═════ TASK MATERIAL ═════
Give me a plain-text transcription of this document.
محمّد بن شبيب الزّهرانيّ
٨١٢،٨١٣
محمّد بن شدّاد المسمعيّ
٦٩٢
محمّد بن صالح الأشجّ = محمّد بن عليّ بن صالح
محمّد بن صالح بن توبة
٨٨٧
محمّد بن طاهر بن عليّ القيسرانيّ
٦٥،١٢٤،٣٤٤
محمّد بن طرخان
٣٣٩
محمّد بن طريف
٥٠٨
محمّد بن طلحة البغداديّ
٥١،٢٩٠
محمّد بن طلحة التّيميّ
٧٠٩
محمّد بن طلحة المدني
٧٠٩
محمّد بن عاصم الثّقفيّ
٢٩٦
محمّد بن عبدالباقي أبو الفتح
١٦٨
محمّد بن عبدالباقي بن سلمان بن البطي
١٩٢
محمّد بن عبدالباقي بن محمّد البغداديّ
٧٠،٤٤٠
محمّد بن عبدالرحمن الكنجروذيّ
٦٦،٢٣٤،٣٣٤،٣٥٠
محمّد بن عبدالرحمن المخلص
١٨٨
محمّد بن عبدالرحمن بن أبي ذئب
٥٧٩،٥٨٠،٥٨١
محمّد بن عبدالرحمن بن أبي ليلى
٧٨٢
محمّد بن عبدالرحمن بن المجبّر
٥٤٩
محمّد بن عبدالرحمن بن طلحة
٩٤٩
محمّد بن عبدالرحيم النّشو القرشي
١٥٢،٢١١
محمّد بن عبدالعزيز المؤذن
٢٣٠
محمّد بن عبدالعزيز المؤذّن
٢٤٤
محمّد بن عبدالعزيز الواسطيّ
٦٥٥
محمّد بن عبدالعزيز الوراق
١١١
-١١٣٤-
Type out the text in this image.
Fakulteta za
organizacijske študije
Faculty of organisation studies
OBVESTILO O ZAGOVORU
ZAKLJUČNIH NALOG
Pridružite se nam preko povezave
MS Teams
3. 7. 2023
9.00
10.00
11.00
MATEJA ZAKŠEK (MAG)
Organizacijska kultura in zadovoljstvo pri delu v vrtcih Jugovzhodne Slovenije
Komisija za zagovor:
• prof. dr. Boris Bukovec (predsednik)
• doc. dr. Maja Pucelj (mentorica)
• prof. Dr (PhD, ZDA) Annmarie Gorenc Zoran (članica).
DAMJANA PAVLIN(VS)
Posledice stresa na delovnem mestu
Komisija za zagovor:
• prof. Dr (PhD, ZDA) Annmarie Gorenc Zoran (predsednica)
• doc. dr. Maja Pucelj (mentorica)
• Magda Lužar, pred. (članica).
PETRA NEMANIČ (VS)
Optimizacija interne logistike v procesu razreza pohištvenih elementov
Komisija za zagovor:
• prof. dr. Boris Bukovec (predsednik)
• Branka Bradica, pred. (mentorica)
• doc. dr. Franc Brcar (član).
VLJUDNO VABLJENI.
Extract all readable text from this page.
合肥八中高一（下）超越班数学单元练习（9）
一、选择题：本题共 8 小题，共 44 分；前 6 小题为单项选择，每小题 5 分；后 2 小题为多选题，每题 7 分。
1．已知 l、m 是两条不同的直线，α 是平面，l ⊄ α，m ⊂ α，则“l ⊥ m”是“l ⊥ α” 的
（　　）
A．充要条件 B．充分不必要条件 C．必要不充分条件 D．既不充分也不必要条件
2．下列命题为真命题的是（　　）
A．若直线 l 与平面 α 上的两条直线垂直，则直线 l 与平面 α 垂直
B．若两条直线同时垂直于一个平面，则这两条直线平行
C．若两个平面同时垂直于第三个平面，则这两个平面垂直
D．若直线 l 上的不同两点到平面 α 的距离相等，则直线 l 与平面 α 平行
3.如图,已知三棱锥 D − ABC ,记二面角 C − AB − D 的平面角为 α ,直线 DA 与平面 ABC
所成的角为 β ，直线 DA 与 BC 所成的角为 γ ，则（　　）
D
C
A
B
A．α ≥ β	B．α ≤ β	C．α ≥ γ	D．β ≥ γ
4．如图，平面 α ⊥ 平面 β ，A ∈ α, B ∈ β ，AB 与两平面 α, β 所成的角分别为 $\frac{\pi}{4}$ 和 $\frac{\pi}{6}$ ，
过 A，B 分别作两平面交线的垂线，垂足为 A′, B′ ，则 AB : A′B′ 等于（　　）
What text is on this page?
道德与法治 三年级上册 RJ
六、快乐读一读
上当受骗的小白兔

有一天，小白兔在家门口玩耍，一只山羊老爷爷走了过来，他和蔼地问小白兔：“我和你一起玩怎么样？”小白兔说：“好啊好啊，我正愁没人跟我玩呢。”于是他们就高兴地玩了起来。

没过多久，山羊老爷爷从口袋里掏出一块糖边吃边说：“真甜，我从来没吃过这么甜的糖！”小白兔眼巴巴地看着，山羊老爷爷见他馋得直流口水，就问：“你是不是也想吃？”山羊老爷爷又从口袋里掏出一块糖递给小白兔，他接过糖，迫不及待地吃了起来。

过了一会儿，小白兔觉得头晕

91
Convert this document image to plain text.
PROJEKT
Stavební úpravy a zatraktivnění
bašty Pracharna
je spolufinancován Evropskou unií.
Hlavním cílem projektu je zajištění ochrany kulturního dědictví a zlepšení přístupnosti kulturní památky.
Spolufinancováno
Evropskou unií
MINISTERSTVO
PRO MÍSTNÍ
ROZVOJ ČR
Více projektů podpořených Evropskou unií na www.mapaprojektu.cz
═════
Provide an exact reproduction of all the entries shown above.

__RESPONSE FOR THIS EXERCISE__:
Give me a plain-text transcription of this document.
محمّد بن شبيب الزّهرانيّ
٨١٢،٨١٣
محمّد بن شدّاد المسمعيّ
٦٩٢
محمّد بن صالح الأشجّ = محمّد بن عليّ بن صالح
محمّد بن صالح بن توبة
٨٨٧
محمّد بن طاهر بن عليّ القيسرانيّ
٦٥،١٢٤،٣٤٤
محمّد بن طرخان
٣٣٩
محمّد بن طريف
٥٠٨
محمّد بن طلحة البغداديّ
٥١،٢٩٠
محمّد بن طلحة التّيميّ
٧٠٩
محمّد بن طلحة المدني
٧٠٩
محمّد بن عاصم الثّقفيّ
٢٩٦
محمّد بن عبدالباقي أبو الفتح
١٦٨
محمّد بن عبدالباقي بن سلمان بن البطي
١٩٢
محمّد بن عبدالباقي بن محمّد البغداديّ
٧٠،٤٤٠
محمّد بن عبدالرحمن الكنجروذيّ
٦٦،٢٣٤،٣٣٤،٣٥٠
محمّد بن عبدالرحمن المخلص
١٨٨
محمّد بن عبدالرحمن بن أبي ذئب
٥٧٩،٥٨٠،٥٨١
محمّد بن عبدالرحمن بن أبي ليلى
٧٨٢
محمّد بن عبدالرحمن بن المجبّر
٥٤٩
محمّد بن عبدالرحمن بن طلحة
٩٤٩
محمّد بن عبدالرحيم النّشو القرشي
١٥٢،٢١١
محمّد بن عبدالعزيز المؤذن
٢٣٠
محمّد بن عبدالعزيز المؤذّن
٢٤٤
محمّد بن عبدالعزيز الواسطيّ
٦٥٥
محمّد بن عبدالعزيز الوراق
١١١
-١١٣٤-
Type out the text in this image.
Fakulteta za
organizacijske študije
Faculty of organisation studies
OBVESTILO O ZAGOVORU
ZAKLJUČNIH NALOG
Pridružite se nam preko povezave
MS Teams
3. 7. 2023
9.00
10.00
11.00
MATEJA ZAKŠEK (MAG)
Organizacijska kultura in zadovoljstvo pri delu v vrtcih Jugovzhodne Slovenije
Komisija za zagovor:
• prof. dr. Boris Bukovec (predsednik)
• doc. dr. Maja Pucelj (mentorica)
• prof. Dr (PhD, ZDA) Annmarie Gorenc Zoran (članica).
DAMJANA PAVLIN(VS)
Posledice stresa na delovnem mestu
Komisija za zagovor:
• prof. Dr (PhD, ZDA) Annmarie Gorenc Zoran (predsednica)
• doc. dr. Maja Pucelj (mentorica)
• Magda Lužar, pred. (članica).
PETRA NEMANIČ (VS)
Optimizacija interne logistike v procesu razreza pohištvenih elementov
Komisija za zagovor:
• prof. dr. Boris Bukovec (predsednik)
• Branka Bradica, pred. (mentorica)
• doc. dr. Franc Brcar (član).
VLJUDNO VABLJENI.
Extract all readable text from this page.
合肥八中高一（下）超越班数学单元练习（9）
一、选择题：本题共 8 小题，共 44 分；前 6 小题为单项选择，每小题 5 分；后 2 小题为多选题，每题 7 分。
1．已知 l、m 是两条不同的直线，α 是平面，l ⊄ α，m ⊂ α，则“l ⊥ m”是“l ⊥ α” 的
（　　）
A．充要条件 B．充分不必要条件 C．必要不充分条件 D．既不充分也不必要条件
2．下列命题为真命题的是（　　）
A．若直线 l 与平面 α 上的两条直线垂直，则直线 l 与平面 α 垂直
B．若两条直线同时垂直于一个平面，则这两条直线平行
C．若两个平面同时垂直于第三个平面，则这两个平面垂直
D．若直线 l 上的不同两点到平面 α 的距离相等，则直线 l 与平面 α 平行
3.如图,已知三棱锥 D − ABC ,记二面角 C − AB − D 的平面角为 α ,直线 DA 与平面 ABC
所成的角为 β ，直线 DA 与 BC 所成的角为 γ ，则（　　）
D
C
A
B
A．α ≥ β	B．α ≤ β	C．α ≥ γ	D．β ≥ γ
4．如图，平面 α ⊥ 平面 β ，A ∈ α, B ∈ β ，AB 与两平面 α, β 所成的角分别为 $\frac{\pi}{4}$ 和 $\frac{\pi}{6}$ ，
过 A，B 分别作两平面交线的垂线，垂足为 A′, B′ ，则 AB : A′B′ 等于（　　）
What text is on this page?
道德与法治 三年级上册 RJ
六、快乐读一读
上当受骗的小白兔

有一天，小白兔在家门口玩耍，一只山羊老爷爷走了过来，他和蔼地问小白兔：“我和你一起玩怎么样？”小白兔说：“好啊好啊，我正愁没人跟我玩呢。”于是他们就高兴地玩了起来。

没过多久，山羊老爷爷从口袋里掏出一块糖边吃边说：“真甜，我从来没吃过这么甜的糖！”小白兔眼巴巴地看着，山羊老爷爷见他馋得直流口水，就问：“你是不是也想吃？”山羊老爷爷又从口袋里掏出一块糖递给小白兔，他接过糖，迫不及待地吃了起来。

过了一会儿，小白兔觉得头晕

91
Convert this document image to plain text.
PROJEKT
Stavební úpravy a zatraktivnění
bašty Pracharna
je spolufinancován Evropskou unií.
Hlavním cílem projektu je zajištění ochrany kulturního dědictví a zlepšení přístupnosti kulturní památky.
Spolufinancováno
Evropskou unií
MINISTERSTVO
PRO MÍSTNÍ
ROZVOJ ČR
Více projektů podpořených Evropskou unií na www.mapaprojektu.cz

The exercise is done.